[Begin Items]

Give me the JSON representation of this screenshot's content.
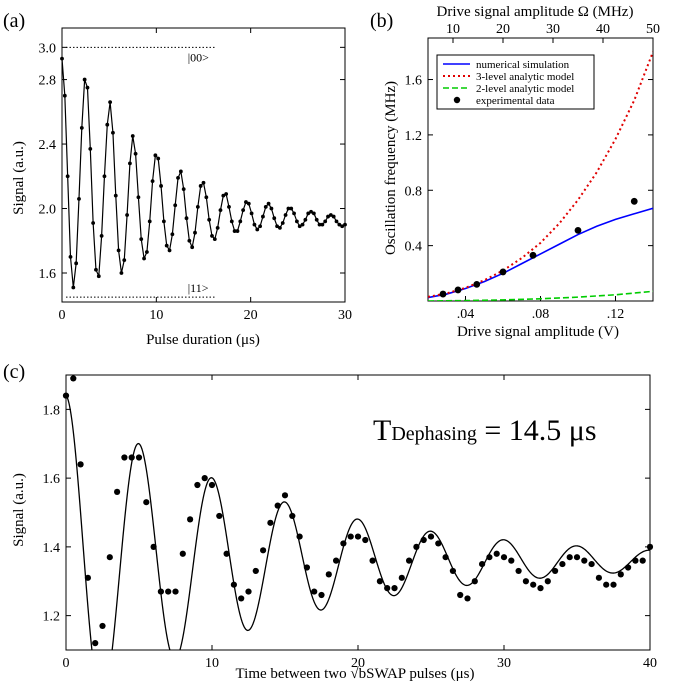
{
  "panels": {
    "a": {
      "label": "(a)"
    },
    "b": {
      "label": "(b)"
    },
    "c": {
      "label": "(c)",
      "annotation_main": "T",
      "annotation_sub": "Dephasing",
      "annotation_rest": " = 14.5 μs"
    }
  },
  "colors": {
    "axis": "#000000",
    "numerical": "#0000ff",
    "three_level": "#e00000",
    "two_level": "#00cc00",
    "points": "#000000"
  },
  "chart_data": [
    {
      "id": "a",
      "type": "line",
      "title": "",
      "xlabel": "Pulse duration (μs)",
      "ylabel": "Signal (a.u.)",
      "xlim": [
        0,
        30
      ],
      "ylim": [
        1.42,
        3.12
      ],
      "xticks": [
        0,
        10,
        20,
        30
      ],
      "yticks": [
        1.6,
        2.0,
        2.4,
        2.8,
        3.0
      ],
      "yticklabels": [
        "1.6",
        "2.0",
        "2.4",
        "2.8",
        "3.0"
      ],
      "reference_lines": [
        {
          "name": "|00>",
          "y": 3.0,
          "x_end": 16.3
        },
        {
          "name": "|11>",
          "y": 1.45,
          "x_end": 16.3
        }
      ],
      "series": [
        {
          "style": "line-with-markers",
          "x": [
            0,
            0.3,
            0.6,
            0.9,
            1.2,
            1.5,
            1.8,
            2.1,
            2.4,
            2.7,
            3.0,
            3.3,
            3.6,
            3.9,
            4.2,
            4.5,
            4.8,
            5.1,
            5.4,
            5.7,
            6.0,
            6.3,
            6.6,
            6.9,
            7.2,
            7.5,
            7.8,
            8.1,
            8.4,
            8.7,
            9.0,
            9.3,
            9.6,
            9.9,
            10.2,
            10.5,
            10.8,
            11.1,
            11.4,
            11.7,
            12.0,
            12.3,
            12.6,
            12.9,
            13.2,
            13.5,
            13.8,
            14.1,
            14.4,
            14.7,
            15.0,
            15.3,
            15.6,
            15.9,
            16.2,
            16.5,
            16.8,
            17.1,
            17.4,
            17.7,
            18.0,
            18.3,
            18.6,
            18.9,
            19.2,
            19.5,
            19.8,
            20.1,
            20.4,
            20.7,
            21.0,
            21.3,
            21.6,
            21.9,
            22.2,
            22.5,
            22.8,
            23.1,
            23.4,
            23.7,
            24.0,
            24.3,
            24.6,
            24.9,
            25.2,
            25.5,
            25.8,
            26.1,
            26.4,
            26.7,
            27.0,
            27.3,
            27.6,
            27.9,
            28.2,
            28.5,
            28.8,
            29.1,
            29.4,
            29.7,
            30.0
          ],
          "y": [
            2.93,
            2.7,
            2.2,
            1.7,
            1.51,
            1.66,
            2.06,
            2.5,
            2.8,
            2.75,
            2.37,
            1.91,
            1.62,
            1.58,
            1.83,
            2.2,
            2.52,
            2.66,
            2.47,
            2.08,
            1.74,
            1.6,
            1.68,
            1.96,
            2.28,
            2.45,
            2.34,
            2.07,
            1.81,
            1.69,
            1.73,
            1.92,
            2.17,
            2.33,
            2.31,
            2.14,
            1.92,
            1.77,
            1.74,
            1.84,
            2.02,
            2.19,
            2.23,
            2.12,
            1.94,
            1.8,
            1.76,
            1.85,
            2.01,
            2.14,
            2.16,
            2.07,
            1.93,
            1.83,
            1.81,
            1.88,
            1.99,
            2.08,
            2.09,
            2.01,
            1.92,
            1.86,
            1.86,
            1.92,
            1.99,
            2.04,
            2.03,
            1.97,
            1.9,
            1.87,
            1.89,
            1.95,
            2.01,
            2.03,
            2.0,
            1.94,
            1.89,
            1.88,
            1.91,
            1.96,
            2.0,
            2.0,
            1.97,
            1.92,
            1.89,
            1.9,
            1.93,
            1.97,
            1.98,
            1.97,
            1.93,
            1.9,
            1.9,
            1.92,
            1.95,
            1.96,
            1.95,
            1.92,
            1.9,
            1.89,
            1.9
          ]
        }
      ]
    },
    {
      "id": "b",
      "type": "line",
      "title": "Drive signal amplitude Ω (MHz)",
      "xlabel": "Drive signal amplitude (V)",
      "ylabel": "Oscillation frequency (MHz)",
      "xlim": [
        0.02,
        0.14
      ],
      "ylim": [
        0.0,
        1.9
      ],
      "xticks": [
        0.04,
        0.08,
        0.12
      ],
      "yticks": [
        0.4,
        0.8,
        1.2,
        1.6
      ],
      "top_axis": {
        "lim": [
          5,
          50
        ],
        "ticks": [
          10,
          20,
          30,
          40,
          50
        ]
      },
      "legend": {
        "placement": "top-left"
      },
      "series": [
        {
          "name": "numerical simulation",
          "style": "solid",
          "x": [
            0.02,
            0.03,
            0.04,
            0.05,
            0.06,
            0.07,
            0.08,
            0.09,
            0.1,
            0.11,
            0.12,
            0.13,
            0.14
          ],
          "y": [
            0.025,
            0.05,
            0.09,
            0.14,
            0.2,
            0.27,
            0.34,
            0.41,
            0.48,
            0.54,
            0.59,
            0.63,
            0.67
          ]
        },
        {
          "name": "3-level analytic model",
          "style": "dotted",
          "x": [
            0.02,
            0.03,
            0.04,
            0.05,
            0.06,
            0.07,
            0.08,
            0.09,
            0.1,
            0.11,
            0.12,
            0.13,
            0.14
          ],
          "y": [
            0.03,
            0.055,
            0.095,
            0.15,
            0.22,
            0.31,
            0.42,
            0.56,
            0.73,
            0.93,
            1.17,
            1.45,
            1.8
          ]
        },
        {
          "name": "2-level analytic model",
          "style": "dashed",
          "x": [
            0.02,
            0.04,
            0.06,
            0.08,
            0.1,
            0.12,
            0.14
          ],
          "y": [
            0.0,
            0.003,
            0.008,
            0.016,
            0.028,
            0.045,
            0.07
          ]
        },
        {
          "name": "experimental data",
          "style": "markers",
          "x": [
            0.028,
            0.036,
            0.046,
            0.06,
            0.076,
            0.1,
            0.13
          ],
          "y": [
            0.05,
            0.08,
            0.12,
            0.21,
            0.33,
            0.51,
            0.72
          ]
        }
      ]
    },
    {
      "id": "c",
      "type": "scatter",
      "title": "",
      "xlabel": "Time between two √bSWAP pulses (μs)",
      "ylabel": "Signal (a.u.)",
      "xlim": [
        0,
        40
      ],
      "ylim": [
        1.1,
        1.9
      ],
      "xticks": [
        0,
        10,
        20,
        30,
        40
      ],
      "yticks": [
        1.2,
        1.4,
        1.6,
        1.8
      ],
      "fit_model": {
        "y0": 1.36,
        "amp": 0.48,
        "t2": 14.5,
        "period": 5.0
      },
      "series": [
        {
          "style": "markers",
          "x": [
            0,
            0.5,
            1.0,
            1.5,
            2.0,
            2.5,
            3.0,
            3.5,
            4.0,
            4.5,
            5.0,
            5.5,
            6.0,
            6.5,
            7.0,
            7.5,
            8.0,
            8.5,
            9.0,
            9.5,
            10.0,
            10.5,
            11.0,
            11.5,
            12.0,
            12.5,
            13.0,
            13.5,
            14.0,
            14.5,
            15.0,
            15.5,
            16.0,
            16.5,
            17.0,
            17.5,
            18.0,
            18.5,
            19.0,
            19.5,
            20.0,
            20.5,
            21.0,
            21.5,
            22.0,
            22.5,
            23.0,
            23.5,
            24.0,
            24.5,
            25.0,
            25.5,
            26.0,
            26.5,
            27.0,
            27.5,
            28.0,
            28.5,
            29.0,
            29.5,
            30.0,
            30.5,
            31.0,
            31.5,
            32.0,
            32.5,
            33.0,
            33.5,
            34.0,
            34.5,
            35.0,
            35.5,
            36.0,
            36.5,
            37.0,
            37.5,
            38.0,
            38.5,
            39.0,
            39.5,
            40.0
          ],
          "y": [
            1.84,
            1.89,
            1.64,
            1.31,
            1.12,
            1.17,
            1.37,
            1.56,
            1.66,
            1.66,
            1.66,
            1.53,
            1.4,
            1.27,
            1.27,
            1.27,
            1.38,
            1.48,
            1.58,
            1.6,
            1.58,
            1.49,
            1.38,
            1.29,
            1.25,
            1.27,
            1.33,
            1.39,
            1.47,
            1.52,
            1.55,
            1.49,
            1.43,
            1.34,
            1.27,
            1.26,
            1.32,
            1.36,
            1.41,
            1.43,
            1.43,
            1.42,
            1.36,
            1.3,
            1.28,
            1.28,
            1.31,
            1.36,
            1.4,
            1.42,
            1.43,
            1.41,
            1.37,
            1.33,
            1.26,
            1.25,
            1.3,
            1.35,
            1.37,
            1.38,
            1.37,
            1.36,
            1.33,
            1.3,
            1.29,
            1.28,
            1.3,
            1.33,
            1.35,
            1.37,
            1.37,
            1.36,
            1.35,
            1.31,
            1.29,
            1.29,
            1.32,
            1.34,
            1.36,
            1.36,
            1.4
          ]
        }
      ]
    }
  ]
}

[End Items]

== What you will do ==
Pull out every line containing "analytic".

== Solution for this task ==
          "name": "3-level analytic model",
          "name": "2-level analytic model",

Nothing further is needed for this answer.